Przekształć wiersze od początku zestawienia do wiersza zawierającego „net-value: 259392.46 — [49, 140, 90, 150]” włącznie w tabelę Markdown z kolumną „Nr” na numer wiersza i kolumną „Wiersz” na jego treść. Puste wiersze pomiń.

Dane wejściowe:

┄┄┄┄┄┄┄┄┄┄┄┄┄┄┄┄┄┄┄┄

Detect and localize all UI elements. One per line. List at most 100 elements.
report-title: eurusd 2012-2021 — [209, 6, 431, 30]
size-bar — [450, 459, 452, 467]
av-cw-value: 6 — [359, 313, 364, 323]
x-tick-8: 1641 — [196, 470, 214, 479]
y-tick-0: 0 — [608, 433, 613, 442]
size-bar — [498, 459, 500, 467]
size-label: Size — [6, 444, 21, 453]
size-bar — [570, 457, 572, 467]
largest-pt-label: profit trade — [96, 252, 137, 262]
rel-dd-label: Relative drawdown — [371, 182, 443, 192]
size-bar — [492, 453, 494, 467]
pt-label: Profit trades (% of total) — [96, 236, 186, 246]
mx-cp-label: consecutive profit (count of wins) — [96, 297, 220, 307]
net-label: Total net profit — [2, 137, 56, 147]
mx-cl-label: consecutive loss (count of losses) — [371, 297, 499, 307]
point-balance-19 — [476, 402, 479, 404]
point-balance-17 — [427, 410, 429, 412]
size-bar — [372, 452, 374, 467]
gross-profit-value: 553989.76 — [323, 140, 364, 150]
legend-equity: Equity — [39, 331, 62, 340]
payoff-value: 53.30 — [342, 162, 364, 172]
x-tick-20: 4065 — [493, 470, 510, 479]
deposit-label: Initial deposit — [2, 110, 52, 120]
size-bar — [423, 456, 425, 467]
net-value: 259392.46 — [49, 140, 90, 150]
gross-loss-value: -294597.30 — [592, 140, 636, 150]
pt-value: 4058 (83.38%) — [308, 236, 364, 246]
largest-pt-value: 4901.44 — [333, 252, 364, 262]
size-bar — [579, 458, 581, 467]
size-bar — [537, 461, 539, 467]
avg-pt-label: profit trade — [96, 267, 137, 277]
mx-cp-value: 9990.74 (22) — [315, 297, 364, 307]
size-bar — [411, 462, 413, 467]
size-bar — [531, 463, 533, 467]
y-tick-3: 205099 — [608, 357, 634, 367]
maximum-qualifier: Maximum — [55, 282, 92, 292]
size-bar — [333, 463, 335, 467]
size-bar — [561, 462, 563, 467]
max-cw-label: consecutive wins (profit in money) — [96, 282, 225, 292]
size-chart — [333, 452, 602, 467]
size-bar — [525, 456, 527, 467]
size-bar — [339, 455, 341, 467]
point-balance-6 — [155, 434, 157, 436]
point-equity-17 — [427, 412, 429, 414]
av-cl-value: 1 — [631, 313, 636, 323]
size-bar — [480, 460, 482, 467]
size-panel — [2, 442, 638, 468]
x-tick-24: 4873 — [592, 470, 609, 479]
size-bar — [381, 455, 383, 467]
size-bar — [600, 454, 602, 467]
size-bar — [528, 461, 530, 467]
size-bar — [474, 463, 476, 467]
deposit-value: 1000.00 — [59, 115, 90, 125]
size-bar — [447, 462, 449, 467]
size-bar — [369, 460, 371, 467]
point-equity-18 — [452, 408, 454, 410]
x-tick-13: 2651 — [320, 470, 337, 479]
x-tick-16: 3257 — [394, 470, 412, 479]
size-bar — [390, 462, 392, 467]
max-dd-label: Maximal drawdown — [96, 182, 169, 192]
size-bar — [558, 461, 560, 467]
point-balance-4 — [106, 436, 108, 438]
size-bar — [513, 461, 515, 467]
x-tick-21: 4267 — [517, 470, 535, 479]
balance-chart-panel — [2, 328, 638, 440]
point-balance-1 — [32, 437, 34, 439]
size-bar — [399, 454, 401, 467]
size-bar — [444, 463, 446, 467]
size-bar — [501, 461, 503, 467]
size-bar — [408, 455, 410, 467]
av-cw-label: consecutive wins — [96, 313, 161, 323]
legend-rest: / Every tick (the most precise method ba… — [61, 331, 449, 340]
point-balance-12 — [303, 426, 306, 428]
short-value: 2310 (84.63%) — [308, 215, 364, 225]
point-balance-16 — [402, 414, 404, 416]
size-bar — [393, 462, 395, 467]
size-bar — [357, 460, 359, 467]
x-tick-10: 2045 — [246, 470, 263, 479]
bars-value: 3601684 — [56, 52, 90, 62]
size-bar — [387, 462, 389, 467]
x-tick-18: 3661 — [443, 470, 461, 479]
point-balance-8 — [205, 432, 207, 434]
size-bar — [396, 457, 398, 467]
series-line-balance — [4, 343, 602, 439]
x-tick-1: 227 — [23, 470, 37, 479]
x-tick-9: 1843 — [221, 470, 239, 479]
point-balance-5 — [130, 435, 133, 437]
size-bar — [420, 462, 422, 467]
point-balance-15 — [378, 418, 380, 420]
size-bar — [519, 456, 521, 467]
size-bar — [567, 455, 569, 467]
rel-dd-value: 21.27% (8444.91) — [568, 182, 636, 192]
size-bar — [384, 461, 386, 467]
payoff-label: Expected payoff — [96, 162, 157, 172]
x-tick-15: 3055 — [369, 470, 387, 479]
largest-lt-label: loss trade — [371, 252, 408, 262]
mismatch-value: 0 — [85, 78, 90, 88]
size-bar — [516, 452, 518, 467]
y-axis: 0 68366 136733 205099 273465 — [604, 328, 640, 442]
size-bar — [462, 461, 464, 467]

┄┄┄┄┄┄┄┄┄┄┄┄┄┄┄┄┄┄┄┄

Poprawna odpowiedź:
| Nr | Wiersz |
|---|---|
| 1 | Detect and localize all UI elements. One per line. List at most 100 elements. |
| 2 | report-title: eurusd 2012-2021 — [209, 6, 431, 30] |
| 3 | size-bar — [450, 459, 452, 467] |
| 4 | av-cw-value: 6 — [359, 313, 364, 323] |
| 5 | x-tick-8: 1641 — [196, 470, 214, 479] |
| 6 | y-tick-0: 0 — [608, 433, 613, 442] |
| 7 | size-bar — [498, 459, 500, 467] |
| 8 | size-label: Size — [6, 444, 21, 453] |
| 9 | size-bar — [570, 457, 572, 467] |
| 10 | largest-pt-label: profit trade — [96, 252, 137, 262] |
| 11 | rel-dd-label: Relative drawdown — [371, 182, 443, 192] |
| 12 | size-bar — [492, 453, 494, 467] |
| 13 | pt-label: Profit trades (% of total) — [96, 236, 186, 246] |
| 14 | mx-cp-label: consecutive profit (count of wins) — [96, 297, 220, 307] |
| 15 | net-label: Total net profit — [2, 137, 56, 147] |
| 16 | mx-cl-label: consecutive loss (count of losses) — [371, 297, 499, 307] |
| 17 | point-balance-19 — [476, 402, 479, 404] |
| 18 | point-balance-17 — [427, 410, 429, 412] |
| 19 | size-bar — [372, 452, 374, 467] |
| 20 | gross-profit-value: 553989.76 — [323, 140, 364, 150] |
| 21 | legend-equity: Equity — [39, 331, 62, 340] |
| 22 | payoff-value: 53.30 — [342, 162, 364, 172] |
| 23 | x-tick-20: 4065 — [493, 470, 510, 479] |
| 24 | deposit-label: Initial deposit — [2, 110, 52, 120] |
| 25 | size-bar — [423, 456, 425, 467] |
| 26 | net-value: 259392.46 — [49, 140, 90, 150] |